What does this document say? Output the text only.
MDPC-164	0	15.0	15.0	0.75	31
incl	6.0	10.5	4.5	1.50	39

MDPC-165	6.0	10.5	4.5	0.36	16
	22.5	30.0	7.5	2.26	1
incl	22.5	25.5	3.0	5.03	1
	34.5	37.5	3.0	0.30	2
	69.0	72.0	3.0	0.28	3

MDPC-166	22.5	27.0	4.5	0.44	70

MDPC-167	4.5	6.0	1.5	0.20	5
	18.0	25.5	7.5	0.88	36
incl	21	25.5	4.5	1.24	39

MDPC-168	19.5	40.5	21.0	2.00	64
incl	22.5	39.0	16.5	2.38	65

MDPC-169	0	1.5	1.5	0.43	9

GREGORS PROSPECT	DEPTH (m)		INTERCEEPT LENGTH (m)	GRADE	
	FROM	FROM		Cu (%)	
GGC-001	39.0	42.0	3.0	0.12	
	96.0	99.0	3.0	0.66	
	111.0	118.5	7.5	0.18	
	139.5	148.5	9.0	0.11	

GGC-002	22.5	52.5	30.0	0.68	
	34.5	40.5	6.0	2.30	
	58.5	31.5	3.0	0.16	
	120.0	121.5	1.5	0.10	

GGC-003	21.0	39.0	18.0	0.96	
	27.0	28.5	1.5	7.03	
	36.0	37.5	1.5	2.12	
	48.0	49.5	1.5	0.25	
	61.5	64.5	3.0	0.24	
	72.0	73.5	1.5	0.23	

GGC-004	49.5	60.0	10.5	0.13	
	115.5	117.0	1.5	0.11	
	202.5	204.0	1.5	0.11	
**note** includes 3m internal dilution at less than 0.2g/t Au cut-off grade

★ ★ ★ ★ ★

● PROMPT:
Extract every line above containing the word "MDPC".

● SOLUTION FOR THIS TASK:
MDPC-164	0	15.0	15.0	0.75	31
MDPC-165	6.0	10.5	4.5	0.36	16
MDPC-166	22.5	27.0	4.5	0.44	70
MDPC-167	4.5	6.0	1.5	0.20	5
MDPC-168	19.5	40.5	21.0	2.00	64
MDPC-169	0	1.5	1.5	0.43	9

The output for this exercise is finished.